* START Records for this task *

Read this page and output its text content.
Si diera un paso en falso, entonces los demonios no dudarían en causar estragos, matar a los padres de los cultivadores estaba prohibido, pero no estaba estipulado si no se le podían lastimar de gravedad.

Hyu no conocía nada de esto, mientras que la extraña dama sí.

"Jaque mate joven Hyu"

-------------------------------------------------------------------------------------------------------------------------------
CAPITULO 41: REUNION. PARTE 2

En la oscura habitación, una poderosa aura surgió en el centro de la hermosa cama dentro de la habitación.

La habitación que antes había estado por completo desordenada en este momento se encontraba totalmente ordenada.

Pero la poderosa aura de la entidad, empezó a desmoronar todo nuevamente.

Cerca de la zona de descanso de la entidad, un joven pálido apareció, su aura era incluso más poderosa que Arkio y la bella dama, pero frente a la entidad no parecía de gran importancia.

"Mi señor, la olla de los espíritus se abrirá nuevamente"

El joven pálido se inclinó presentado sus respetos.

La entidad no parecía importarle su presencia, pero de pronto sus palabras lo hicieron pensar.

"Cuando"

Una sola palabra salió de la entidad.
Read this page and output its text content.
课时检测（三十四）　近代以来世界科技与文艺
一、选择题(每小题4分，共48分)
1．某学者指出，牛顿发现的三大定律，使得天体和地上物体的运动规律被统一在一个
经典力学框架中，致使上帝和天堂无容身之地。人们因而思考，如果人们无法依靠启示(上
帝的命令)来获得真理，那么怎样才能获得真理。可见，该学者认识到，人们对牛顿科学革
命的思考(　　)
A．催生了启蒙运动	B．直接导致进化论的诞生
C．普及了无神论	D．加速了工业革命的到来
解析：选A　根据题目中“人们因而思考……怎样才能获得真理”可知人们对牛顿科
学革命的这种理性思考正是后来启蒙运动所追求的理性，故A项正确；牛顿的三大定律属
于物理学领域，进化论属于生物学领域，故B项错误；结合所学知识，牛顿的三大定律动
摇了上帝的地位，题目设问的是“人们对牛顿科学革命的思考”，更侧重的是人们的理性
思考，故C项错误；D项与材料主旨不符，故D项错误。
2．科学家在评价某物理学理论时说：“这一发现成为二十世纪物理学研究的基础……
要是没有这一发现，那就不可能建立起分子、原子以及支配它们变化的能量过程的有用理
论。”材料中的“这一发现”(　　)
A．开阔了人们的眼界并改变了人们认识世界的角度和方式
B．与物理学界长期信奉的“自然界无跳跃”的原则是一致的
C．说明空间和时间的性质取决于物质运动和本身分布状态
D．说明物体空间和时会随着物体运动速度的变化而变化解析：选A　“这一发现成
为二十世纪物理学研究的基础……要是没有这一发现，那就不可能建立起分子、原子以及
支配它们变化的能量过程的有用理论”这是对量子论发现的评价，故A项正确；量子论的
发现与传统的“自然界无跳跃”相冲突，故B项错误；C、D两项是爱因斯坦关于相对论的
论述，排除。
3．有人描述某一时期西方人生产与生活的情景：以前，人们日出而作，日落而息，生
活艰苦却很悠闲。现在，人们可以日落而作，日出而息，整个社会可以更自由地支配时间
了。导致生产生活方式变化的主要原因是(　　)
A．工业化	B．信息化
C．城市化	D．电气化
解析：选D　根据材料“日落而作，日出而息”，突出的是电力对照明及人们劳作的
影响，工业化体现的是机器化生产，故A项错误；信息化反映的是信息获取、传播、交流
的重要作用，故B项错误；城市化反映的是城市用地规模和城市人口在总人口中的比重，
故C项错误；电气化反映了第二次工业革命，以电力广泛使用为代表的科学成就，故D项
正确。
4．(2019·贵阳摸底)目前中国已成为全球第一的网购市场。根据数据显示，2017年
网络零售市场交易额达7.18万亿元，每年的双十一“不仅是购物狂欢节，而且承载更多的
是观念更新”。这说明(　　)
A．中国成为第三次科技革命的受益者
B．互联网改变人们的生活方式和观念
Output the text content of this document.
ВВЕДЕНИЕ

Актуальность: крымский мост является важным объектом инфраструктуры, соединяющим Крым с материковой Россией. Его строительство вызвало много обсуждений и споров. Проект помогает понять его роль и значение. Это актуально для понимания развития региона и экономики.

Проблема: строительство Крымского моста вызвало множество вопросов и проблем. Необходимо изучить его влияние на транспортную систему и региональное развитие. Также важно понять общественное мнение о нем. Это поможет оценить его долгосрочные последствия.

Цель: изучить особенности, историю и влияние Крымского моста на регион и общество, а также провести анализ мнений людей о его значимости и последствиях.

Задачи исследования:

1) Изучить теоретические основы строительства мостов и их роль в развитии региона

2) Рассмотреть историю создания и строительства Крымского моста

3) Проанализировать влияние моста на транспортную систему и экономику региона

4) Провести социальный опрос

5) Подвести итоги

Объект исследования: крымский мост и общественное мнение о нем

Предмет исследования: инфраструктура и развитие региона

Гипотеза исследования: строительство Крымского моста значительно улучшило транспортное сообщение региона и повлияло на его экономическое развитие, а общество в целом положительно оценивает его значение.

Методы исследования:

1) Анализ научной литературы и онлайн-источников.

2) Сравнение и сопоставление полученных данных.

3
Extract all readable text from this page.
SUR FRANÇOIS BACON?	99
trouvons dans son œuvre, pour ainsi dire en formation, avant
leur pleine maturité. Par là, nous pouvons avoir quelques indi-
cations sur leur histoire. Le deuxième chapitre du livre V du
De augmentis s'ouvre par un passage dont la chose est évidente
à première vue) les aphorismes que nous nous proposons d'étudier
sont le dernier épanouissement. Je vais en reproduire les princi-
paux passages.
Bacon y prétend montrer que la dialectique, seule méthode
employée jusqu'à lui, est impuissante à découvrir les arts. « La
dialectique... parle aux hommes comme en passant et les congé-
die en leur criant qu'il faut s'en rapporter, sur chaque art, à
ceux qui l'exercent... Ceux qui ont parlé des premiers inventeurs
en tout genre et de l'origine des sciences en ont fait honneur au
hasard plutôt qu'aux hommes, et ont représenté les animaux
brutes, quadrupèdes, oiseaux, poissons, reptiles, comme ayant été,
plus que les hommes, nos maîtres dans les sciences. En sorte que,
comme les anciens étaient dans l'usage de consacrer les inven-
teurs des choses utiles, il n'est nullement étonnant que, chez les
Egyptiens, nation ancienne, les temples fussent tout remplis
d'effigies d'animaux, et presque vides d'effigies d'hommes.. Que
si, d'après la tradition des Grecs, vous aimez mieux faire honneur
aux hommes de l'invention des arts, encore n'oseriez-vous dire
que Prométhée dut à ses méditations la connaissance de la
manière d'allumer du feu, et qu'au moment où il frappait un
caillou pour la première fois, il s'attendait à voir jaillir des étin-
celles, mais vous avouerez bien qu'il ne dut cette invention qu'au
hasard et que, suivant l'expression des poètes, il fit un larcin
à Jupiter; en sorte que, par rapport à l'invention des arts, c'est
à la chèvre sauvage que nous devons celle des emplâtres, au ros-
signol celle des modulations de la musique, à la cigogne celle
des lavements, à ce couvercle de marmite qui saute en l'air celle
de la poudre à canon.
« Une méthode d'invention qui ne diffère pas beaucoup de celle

* END Records for this task *

== Requirements ==
Print every entry exactly as written.

== Result ==
Read this page and output its text content.
Si diera un paso en falso, entonces los demonios no dudarían en causar estragos, matar a los padres de los cultivadores estaba prohibido, pero no estaba estipulado si no se le podían lastimar de gravedad.

Hyu no conocía nada de esto, mientras que la extraña dama sí.

"Jaque mate joven Hyu"

-------------------------------------------------------------------------------------------------------------------------------
CAPITULO 41: REUNION. PARTE 2

En la oscura habitación, una poderosa aura surgió en el centro de la hermosa cama dentro de la habitación.

La habitación que antes había estado por completo desordenada en este momento se encontraba totalmente ordenada.

Pero la poderosa aura de la entidad, empezó a desmoronar todo nuevamente.

Cerca de la zona de descanso de la entidad, un joven pálido apareció, su aura era incluso más poderosa que Arkio y la bella dama, pero frente a la entidad no parecía de gran importancia.

"Mi señor, la olla de los espíritus se abrirá nuevamente"

El joven pálido se inclinó presentado sus respetos.

La entidad no parecía importarle su presencia, pero de pronto sus palabras lo hicieron pensar.

"Cuando"

Una sola palabra salió de la entidad.
Read this page and output its text content.
课时检测（三十四）　近代以来世界科技与文艺
一、选择题(每小题4分，共48分)
1．某学者指出，牛顿发现的三大定律，使得天体和地上物体的运动规律被统一在一个
经典力学框架中，致使上帝和天堂无容身之地。人们因而思考，如果人们无法依靠启示(上
帝的命令)来获得真理，那么怎样才能获得真理。可见，该学者认识到，人们对牛顿科学革
命的思考(　　)
A．催生了启蒙运动	B．直接导致进化论的诞生
C．普及了无神论	D．加速了工业革命的到来
解析：选A　根据题目中“人们因而思考……怎样才能获得真理”可知人们对牛顿科
学革命的这种理性思考正是后来启蒙运动所追求的理性，故A项正确；牛顿的三大定律属
于物理学领域，进化论属于生物学领域，故B项错误；结合所学知识，牛顿的三大定律动
摇了上帝的地位，题目设问的是“人们对牛顿科学革命的思考”，更侧重的是人们的理性
思考，故C项错误；D项与材料主旨不符，故D项错误。
2．科学家在评价某物理学理论时说：“这一发现成为二十世纪物理学研究的基础……
要是没有这一发现，那就不可能建立起分子、原子以及支配它们变化的能量过程的有用理
论。”材料中的“这一发现”(　　)
A．开阔了人们的眼界并改变了人们认识世界的角度和方式
B．与物理学界长期信奉的“自然界无跳跃”的原则是一致的
C．说明空间和时间的性质取决于物质运动和本身分布状态
D．说明物体空间和时会随着物体运动速度的变化而变化解析：选A　“这一发现成
为二十世纪物理学研究的基础……要是没有这一发现，那就不可能建立起分子、原子以及
支配它们变化的能量过程的有用理论”这是对量子论发现的评价，故A项正确；量子论的
发现与传统的“自然界无跳跃”相冲突，故B项错误；C、D两项是爱因斯坦关于相对论的
论述，排除。
3．有人描述某一时期西方人生产与生活的情景：以前，人们日出而作，日落而息，生
活艰苦却很悠闲。现在，人们可以日落而作，日出而息，整个社会可以更自由地支配时间
了。导致生产生活方式变化的主要原因是(　　)
A．工业化	B．信息化
C．城市化	D．电气化
解析：选D　根据材料“日落而作，日出而息”，突出的是电力对照明及人们劳作的
影响，工业化体现的是机器化生产，故A项错误；信息化反映的是信息获取、传播、交流
的重要作用，故B项错误；城市化反映的是城市用地规模和城市人口在总人口中的比重，
故C项错误；电气化反映了第二次工业革命，以电力广泛使用为代表的科学成就，故D项
正确。
4．(2019·贵阳摸底)目前中国已成为全球第一的网购市场。根据数据显示，2017年
网络零售市场交易额达7.18万亿元，每年的双十一“不仅是购物狂欢节，而且承载更多的
是观念更新”。这说明(　　)
A．中国成为第三次科技革命的受益者
B．互联网改变人们的生活方式和观念
Output the text content of this document.
ВВЕДЕНИЕ

Актуальность: крымский мост является важным объектом инфраструктуры, соединяющим Крым с материковой Россией. Его строительство вызвало много обсуждений и споров. Проект помогает понять его роль и значение. Это актуально для понимания развития региона и экономики.

Проблема: строительство Крымского моста вызвало множество вопросов и проблем. Необходимо изучить его влияние на транспортную систему и региональное развитие. Также важно понять общественное мнение о нем. Это поможет оценить его долгосрочные последствия.

Цель: изучить особенности, историю и влияние Крымского моста на регион и общество, а также провести анализ мнений людей о его значимости и последствиях.

Задачи исследования:

1) Изучить теоретические основы строительства мостов и их роль в развитии региона

2) Рассмотреть историю создания и строительства Крымского моста

3) Проанализировать влияние моста на транспортную систему и экономику региона

4) Провести социальный опрос

5) Подвести итоги

Объект исследования: крымский мост и общественное мнение о нем

Предмет исследования: инфраструктура и развитие региона

Гипотеза исследования: строительство Крымского моста значительно улучшило транспортное сообщение региона и повлияло на его экономическое развитие, а общество в целом положительно оценивает его значение.

Методы исследования:

1) Анализ научной литературы и онлайн-источников.

2) Сравнение и сопоставление полученных данных.

3
Extract all readable text from this page.
SUR FRANÇOIS BACON?	99
trouvons dans son œuvre, pour ainsi dire en formation, avant
leur pleine maturité. Par là, nous pouvons avoir quelques indi-
cations sur leur histoire. Le deuxième chapitre du livre V du
De augmentis s'ouvre par un passage dont la chose est évidente
à première vue) les aphorismes que nous nous proposons d'étudier
sont le dernier épanouissement. Je vais en reproduire les princi-
paux passages.
Bacon y prétend montrer que la dialectique, seule méthode
employée jusqu'à lui, est impuissante à découvrir les arts. « La
dialectique... parle aux hommes comme en passant et les congé-
die en leur criant qu'il faut s'en rapporter, sur chaque art, à
ceux qui l'exercent... Ceux qui ont parlé des premiers inventeurs
en tout genre et de l'origine des sciences en ont fait honneur au
hasard plutôt qu'aux hommes, et ont représenté les animaux
brutes, quadrupèdes, oiseaux, poissons, reptiles, comme ayant été,
plus que les hommes, nos maîtres dans les sciences. En sorte que,
comme les anciens étaient dans l'usage de consacrer les inven-
teurs des choses utiles, il n'est nullement étonnant que, chez les
Egyptiens, nation ancienne, les temples fussent tout remplis
d'effigies d'animaux, et presque vides d'effigies d'hommes.. Que
si, d'après la tradition des Grecs, vous aimez mieux faire honneur
aux hommes de l'invention des arts, encore n'oseriez-vous dire
que Prométhée dut à ses méditations la connaissance de la
manière d'allumer du feu, et qu'au moment où il frappait un
caillou pour la première fois, il s'attendait à voir jaillir des étin-
celles, mais vous avouerez bien qu'il ne dut cette invention qu'au
hasard et que, suivant l'expression des poètes, il fit un larcin
à Jupiter; en sorte que, par rapport à l'invention des arts, c'est
à la chèvre sauvage que nous devons celle des emplâtres, au ros-
signol celle des modulations de la musique, à la cigogne celle
des lavements, à ce couvercle de marmite qui saute en l'air celle
de la poudre à canon.
« Une méthode d'invention qui ne diffère pas beaucoup de celle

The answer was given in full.